* REQUIREMENT *
Every line below containing the word "data" should be found and copied.

* PROVIDED RECORDS *
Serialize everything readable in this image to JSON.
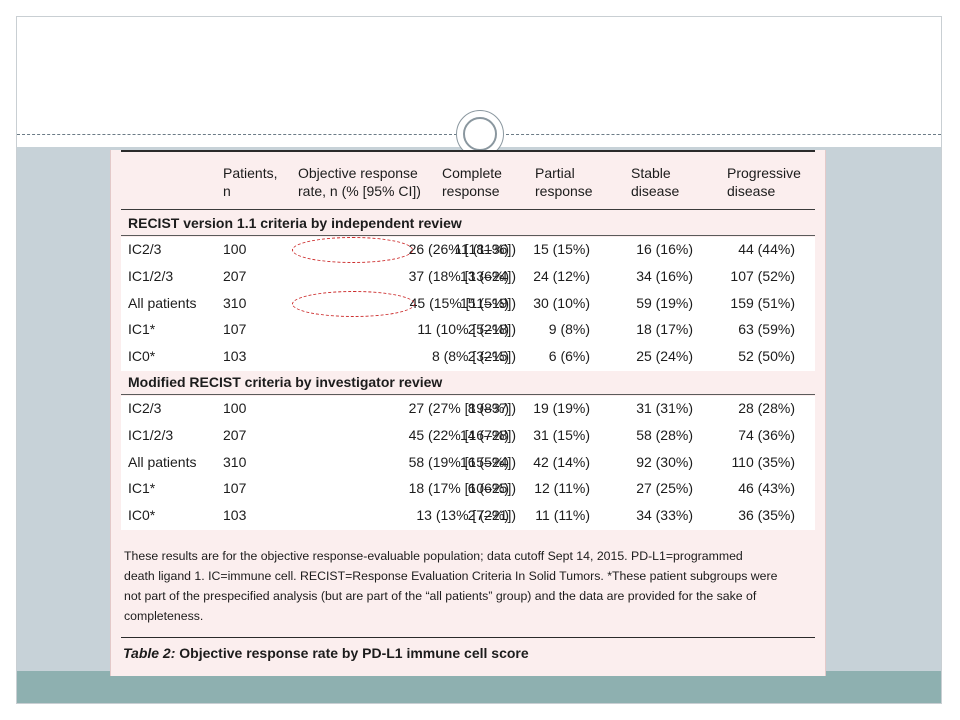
{
  "table": {
    "headers": {
      "patients": [
        "Patients,",
        "n"
      ],
      "orr": [
        "Objective response",
        "rate, n (% [95% CI])"
      ],
      "cr": [
        "Complete",
        "response"
      ],
      "pr": [
        "Partial",
        "response"
      ],
      "sd": [
        "Stable",
        "disease"
      ],
      "pd": [
        "Progressive",
        "disease"
      ]
    },
    "sections": [
      {
        "title": "RECIST version 1.1 criteria by independent review",
        "rows": [
          {
            "group": "IC2/3",
            "patients": "100",
            "orr": "26 (26% [18–36])",
            "cr": "11 (11%)",
            "pr": "15 (15%)",
            "sd": "16 (16%)",
            "pd": "44 (44%)"
          },
          {
            "group": "IC1/2/3",
            "patients": "207",
            "orr": "37 (18% [13–24])",
            "cr": "13 (6%)",
            "pr": "24 (12%)",
            "sd": "34 (16%)",
            "pd": "107 (52%)"
          },
          {
            "group": "All patients",
            "patients": "310",
            "orr": "45 (15% [11–19])",
            "cr": "15 (5%)",
            "pr": "30 (10%)",
            "sd": "59 (19%)",
            "pd": "159 (51%)"
          },
          {
            "group": "IC1*",
            "patients": "107",
            "orr": "11 (10% [5–18])",
            "cr": "2 (2%)",
            "pr": "9 (8%)",
            "sd": "18 (17%)",
            "pd": "63 (59%)"
          },
          {
            "group": "IC0*",
            "patients": "103",
            "orr": "8 (8% [3–15])",
            "cr": "2 (2%)",
            "pr": "6 (6%)",
            "sd": "25 (24%)",
            "pd": "52 (50%)"
          }
        ]
      },
      {
        "title": "Modified RECIST criteria by investigator review",
        "rows": [
          {
            "group": "IC2/3",
            "patients": "100",
            "orr": "27 (27% [19–37])",
            "cr": "8 (8%)",
            "pr": "19 (19%)",
            "sd": "31 (31%)",
            "pd": "28 (28%)"
          },
          {
            "group": "IC1/2/3",
            "patients": "207",
            "orr": "45 (22% [16–28])",
            "cr": "14 (7%)",
            "pr": "31 (15%)",
            "sd": "58 (28%)",
            "pd": "74 (36%)"
          },
          {
            "group": "All patients",
            "patients": "310",
            "orr": "58 (19% [15–24])",
            "cr": "16 (5%)",
            "pr": "42 (14%)",
            "sd": "92 (30%)",
            "pd": "110 (35%)"
          },
          {
            "group": "IC1*",
            "patients": "107",
            "orr": "18 (17% [10–25])",
            "cr": "6 (6%)",
            "pr": "12 (11%)",
            "sd": "27 (25%)",
            "pd": "46 (43%)"
          },
          {
            "group": "IC0*",
            "patients": "103",
            "orr": "13 (13% [7–21])",
            "cr": "2 (2%)",
            "pr": "11 (11%)",
            "sd": "34 (33%)",
            "pd": "36 (35%)"
          }
        ]
      }
    ],
    "footnote_lines": [
      "These results are for the objective response-evaluable population; data cutoff Sept 14, 2015. PD-L1=programmed",
      "death ligand 1. IC=immune cell. RECIST=Response Evaluation Criteria In Solid Tumors. *These patient  subgroups were",
      "not part of the prespecified analysis (but are part of the “all patients” group) and the data are provided for the sake of",
      "completeness."
    ],
    "caption_label": "Table 2:",
    "caption_text": " Objective response rate by PD-L1 immune cell score"
  },
  "colors": {
    "table_background": "#fbeeee",
    "row_background": "#ffffff",
    "annotation_oval": "#cc2a2a",
    "slide_band": "#c7d2d8",
    "bottom_band": "#8eb0b0"
  }
}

* EXERCISE ANSWER *
      "These results are for the objective response-evaluable population; data cutoff Sept 14, 2015. PD-L1=programmed",
      "not part of the prespecified analysis (but are part of the “all patients” group) and the data are provided for the sake of",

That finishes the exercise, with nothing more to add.